# Task description
Output all the material that follows, exactly as given.

+===+

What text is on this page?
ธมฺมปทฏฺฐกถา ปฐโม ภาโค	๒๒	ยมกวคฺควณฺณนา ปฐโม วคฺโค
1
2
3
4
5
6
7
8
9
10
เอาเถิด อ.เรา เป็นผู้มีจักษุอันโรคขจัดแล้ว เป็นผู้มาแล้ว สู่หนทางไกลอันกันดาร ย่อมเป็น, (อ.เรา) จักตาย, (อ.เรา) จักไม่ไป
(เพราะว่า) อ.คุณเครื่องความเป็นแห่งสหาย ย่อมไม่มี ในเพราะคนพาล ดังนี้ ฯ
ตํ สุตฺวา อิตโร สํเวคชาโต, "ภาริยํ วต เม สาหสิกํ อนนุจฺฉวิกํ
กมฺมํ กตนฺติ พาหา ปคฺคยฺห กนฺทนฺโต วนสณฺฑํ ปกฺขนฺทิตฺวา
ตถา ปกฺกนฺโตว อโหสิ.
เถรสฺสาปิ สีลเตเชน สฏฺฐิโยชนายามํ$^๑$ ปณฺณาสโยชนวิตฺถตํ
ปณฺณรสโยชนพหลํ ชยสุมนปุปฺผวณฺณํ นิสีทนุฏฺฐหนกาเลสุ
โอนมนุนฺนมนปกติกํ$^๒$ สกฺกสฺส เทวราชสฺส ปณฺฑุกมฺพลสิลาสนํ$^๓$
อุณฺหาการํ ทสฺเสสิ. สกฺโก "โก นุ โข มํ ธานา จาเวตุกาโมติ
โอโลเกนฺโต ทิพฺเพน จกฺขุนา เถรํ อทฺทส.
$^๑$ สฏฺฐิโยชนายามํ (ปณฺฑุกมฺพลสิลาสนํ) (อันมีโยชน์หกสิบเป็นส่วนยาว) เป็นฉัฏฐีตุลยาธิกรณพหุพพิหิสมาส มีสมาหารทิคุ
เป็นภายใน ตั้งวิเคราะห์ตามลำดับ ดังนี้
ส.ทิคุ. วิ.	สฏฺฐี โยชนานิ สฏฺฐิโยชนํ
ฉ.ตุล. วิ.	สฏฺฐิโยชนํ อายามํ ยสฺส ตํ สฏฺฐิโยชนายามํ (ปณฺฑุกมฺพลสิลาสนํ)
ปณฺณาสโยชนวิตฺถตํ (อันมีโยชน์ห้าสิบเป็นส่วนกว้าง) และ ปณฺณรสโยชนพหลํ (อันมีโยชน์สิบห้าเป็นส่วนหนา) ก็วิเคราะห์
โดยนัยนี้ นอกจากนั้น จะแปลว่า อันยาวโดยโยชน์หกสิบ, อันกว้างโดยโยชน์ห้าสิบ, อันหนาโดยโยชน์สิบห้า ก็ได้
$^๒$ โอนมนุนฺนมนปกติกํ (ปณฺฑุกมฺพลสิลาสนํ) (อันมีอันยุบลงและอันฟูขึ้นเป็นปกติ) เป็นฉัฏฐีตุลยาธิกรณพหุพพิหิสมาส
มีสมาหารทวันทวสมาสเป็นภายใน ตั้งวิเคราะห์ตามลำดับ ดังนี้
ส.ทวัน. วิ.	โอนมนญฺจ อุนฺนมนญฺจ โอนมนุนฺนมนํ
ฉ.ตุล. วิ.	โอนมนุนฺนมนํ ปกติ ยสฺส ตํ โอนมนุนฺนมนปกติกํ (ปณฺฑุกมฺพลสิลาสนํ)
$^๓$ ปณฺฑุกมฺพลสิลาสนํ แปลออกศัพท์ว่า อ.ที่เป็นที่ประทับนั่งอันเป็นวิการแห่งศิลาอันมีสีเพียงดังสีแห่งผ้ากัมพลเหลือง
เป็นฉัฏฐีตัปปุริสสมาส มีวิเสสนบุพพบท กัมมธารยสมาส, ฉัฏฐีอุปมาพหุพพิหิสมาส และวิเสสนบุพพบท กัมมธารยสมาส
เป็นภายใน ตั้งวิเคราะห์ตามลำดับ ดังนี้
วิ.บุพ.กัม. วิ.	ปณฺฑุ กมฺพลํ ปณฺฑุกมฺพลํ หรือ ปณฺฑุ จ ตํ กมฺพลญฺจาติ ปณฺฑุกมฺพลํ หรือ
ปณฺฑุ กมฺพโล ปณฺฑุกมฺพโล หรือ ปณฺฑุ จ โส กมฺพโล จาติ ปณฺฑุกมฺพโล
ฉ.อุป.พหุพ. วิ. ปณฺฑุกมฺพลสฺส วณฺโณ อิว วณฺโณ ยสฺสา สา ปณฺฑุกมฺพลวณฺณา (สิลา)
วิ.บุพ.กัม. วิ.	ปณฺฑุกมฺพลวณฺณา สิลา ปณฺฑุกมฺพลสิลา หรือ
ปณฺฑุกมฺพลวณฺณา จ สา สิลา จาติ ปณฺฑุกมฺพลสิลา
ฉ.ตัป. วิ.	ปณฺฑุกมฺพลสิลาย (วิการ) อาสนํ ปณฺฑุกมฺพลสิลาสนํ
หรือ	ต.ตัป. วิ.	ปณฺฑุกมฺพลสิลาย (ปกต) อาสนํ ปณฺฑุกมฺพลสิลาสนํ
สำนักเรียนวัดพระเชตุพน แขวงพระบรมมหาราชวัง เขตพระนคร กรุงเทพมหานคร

+===+

# Output of the task
What text is on this page?
ธมฺมปทฏฺฐกถา ปฐโม ภาโค	๒๒	ยมกวคฺควณฺณนา ปฐโม วคฺโค
1
2
3
4
5
6
7
8
9
10
เอาเถิด อ.เรา เป็นผู้มีจักษุอันโรคขจัดแล้ว เป็นผู้มาแล้ว สู่หนทางไกลอันกันดาร ย่อมเป็น, (อ.เรา) จักตาย, (อ.เรา) จักไม่ไป
(เพราะว่า) อ.คุณเครื่องความเป็นแห่งสหาย ย่อมไม่มี ในเพราะคนพาล ดังนี้ ฯ
ตํ สุตฺวา อิตโร สํเวคชาโต, "ภาริยํ วต เม สาหสิกํ อนนุจฺฉวิกํ
กมฺมํ กตนฺติ พาหา ปคฺคยฺห กนฺทนฺโต วนสณฺฑํ ปกฺขนฺทิตฺวา
ตถา ปกฺกนฺโตว อโหสิ.
เถรสฺสาปิ สีลเตเชน สฏฺฐิโยชนายามํ$^๑$ ปณฺณาสโยชนวิตฺถตํ
ปณฺณรสโยชนพหลํ ชยสุมนปุปฺผวณฺณํ นิสีทนุฏฺฐหนกาเลสุ
โอนมนุนฺนมนปกติกํ$^๒$ สกฺกสฺส เทวราชสฺส ปณฺฑุกมฺพลสิลาสนํ$^๓$
อุณฺหาการํ ทสฺเสสิ. สกฺโก "โก นุ โข มํ ธานา จาเวตุกาโมติ
โอโลเกนฺโต ทิพฺเพน จกฺขุนา เถรํ อทฺทส.
$^๑$ สฏฺฐิโยชนายามํ (ปณฺฑุกมฺพลสิลาสนํ) (อันมีโยชน์หกสิบเป็นส่วนยาว) เป็นฉัฏฐีตุลยาธิกรณพหุพพิหิสมาส มีสมาหารทิคุ
เป็นภายใน ตั้งวิเคราะห์ตามลำดับ ดังนี้
ส.ทิคุ. วิ.	สฏฺฐี โยชนานิ สฏฺฐิโยชนํ
ฉ.ตุล. วิ.	สฏฺฐิโยชนํ อายามํ ยสฺส ตํ สฏฺฐิโยชนายามํ (ปณฺฑุกมฺพลสิลาสนํ)
ปณฺณาสโยชนวิตฺถตํ (อันมีโยชน์ห้าสิบเป็นส่วนกว้าง) และ ปณฺณรสโยชนพหลํ (อันมีโยชน์สิบห้าเป็นส่วนหนา) ก็วิเคราะห์
โดยนัยนี้ นอกจากนั้น จะแปลว่า อันยาวโดยโยชน์หกสิบ, อันกว้างโดยโยชน์ห้าสิบ, อันหนาโดยโยชน์สิบห้า ก็ได้
$^๒$ โอนมนุนฺนมนปกติกํ (ปณฺฑุกมฺพลสิลาสนํ) (อันมีอันยุบลงและอันฟูขึ้นเป็นปกติ) เป็นฉัฏฐีตุลยาธิกรณพหุพพิหิสมาส
มีสมาหารทวันทวสมาสเป็นภายใน ตั้งวิเคราะห์ตามลำดับ ดังนี้
ส.ทวัน. วิ.	โอนมนญฺจ อุนฺนมนญฺจ โอนมนุนฺนมนํ
ฉ.ตุล. วิ.	โอนมนุนฺนมนํ ปกติ ยสฺส ตํ โอนมนุนฺนมนปกติกํ (ปณฺฑุกมฺพลสิลาสนํ)
$^๓$ ปณฺฑุกมฺพลสิลาสนํ แปลออกศัพท์ว่า อ.ที่เป็นที่ประทับนั่งอันเป็นวิการแห่งศิลาอันมีสีเพียงดังสีแห่งผ้ากัมพลเหลือง
เป็นฉัฏฐีตัปปุริสสมาส มีวิเสสนบุพพบท กัมมธารยสมาส, ฉัฏฐีอุปมาพหุพพิหิสมาส และวิเสสนบุพพบท กัมมธารยสมาส
เป็นภายใน ตั้งวิเคราะห์ตามลำดับ ดังนี้
วิ.บุพ.กัม. วิ.	ปณฺฑุ กมฺพลํ ปณฺฑุกมฺพลํ หรือ ปณฺฑุ จ ตํ กมฺพลญฺจาติ ปณฺฑุกมฺพลํ หรือ
ปณฺฑุ กมฺพโล ปณฺฑุกมฺพโล หรือ ปณฺฑุ จ โส กมฺพโล จาติ ปณฺฑุกมฺพโล
ฉ.อุป.พหุพ. วิ. ปณฺฑุกมฺพลสฺส วณฺโณ อิว วณฺโณ ยสฺสา สา ปณฺฑุกมฺพลวณฺณา (สิลา)
วิ.บุพ.กัม. วิ.	ปณฺฑุกมฺพลวณฺณา สิลา ปณฺฑุกมฺพลสิลา หรือ
ปณฺฑุกมฺพลวณฺณา จ สา สิลา จาติ ปณฺฑุกมฺพลสิลา
ฉ.ตัป. วิ.	ปณฺฑุกมฺพลสิลาย (วิการ) อาสนํ ปณฺฑุกมฺพลสิลาสนํ
หรือ	ต.ตัป. วิ.	ปณฺฑุกมฺพลสิลาย (ปกต) อาสนํ ปณฺฑุกมฺพลสิลาสนํ
สำนักเรียนวัดพระเชตุพน แขวงพระบรมมหาราชวัง เขตพระนคร กรุงเทพมหานคร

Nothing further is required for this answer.